- **GIVEN TASK**: Filter the lines below, copying only those with the string "заявок".

>>>

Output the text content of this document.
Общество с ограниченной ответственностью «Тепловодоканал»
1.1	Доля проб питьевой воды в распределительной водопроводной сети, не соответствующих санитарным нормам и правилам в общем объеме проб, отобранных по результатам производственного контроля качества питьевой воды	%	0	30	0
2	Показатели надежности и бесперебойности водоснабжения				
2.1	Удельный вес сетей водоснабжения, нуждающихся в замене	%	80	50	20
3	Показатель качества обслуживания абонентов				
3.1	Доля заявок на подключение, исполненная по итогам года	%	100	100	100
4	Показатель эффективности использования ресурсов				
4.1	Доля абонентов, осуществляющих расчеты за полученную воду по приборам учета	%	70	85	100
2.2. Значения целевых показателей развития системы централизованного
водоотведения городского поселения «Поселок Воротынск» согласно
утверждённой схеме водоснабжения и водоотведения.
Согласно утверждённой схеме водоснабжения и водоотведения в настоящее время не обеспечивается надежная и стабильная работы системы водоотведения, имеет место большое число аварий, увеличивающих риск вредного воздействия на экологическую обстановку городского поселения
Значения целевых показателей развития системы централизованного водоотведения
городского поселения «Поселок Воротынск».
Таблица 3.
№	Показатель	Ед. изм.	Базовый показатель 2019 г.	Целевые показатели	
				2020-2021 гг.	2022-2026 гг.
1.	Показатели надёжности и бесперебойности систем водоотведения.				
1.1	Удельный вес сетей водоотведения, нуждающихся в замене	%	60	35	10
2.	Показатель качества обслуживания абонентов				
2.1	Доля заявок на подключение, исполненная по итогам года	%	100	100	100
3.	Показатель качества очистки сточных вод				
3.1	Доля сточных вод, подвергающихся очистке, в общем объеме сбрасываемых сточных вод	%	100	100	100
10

<<<

- **COMPLETE OUTPUT**:
3.1	Доля заявок на подключение, исполненная по итогам года	%	100	100	100
2.1	Доля заявок на подключение, исполненная по итогам года	%	100	100	100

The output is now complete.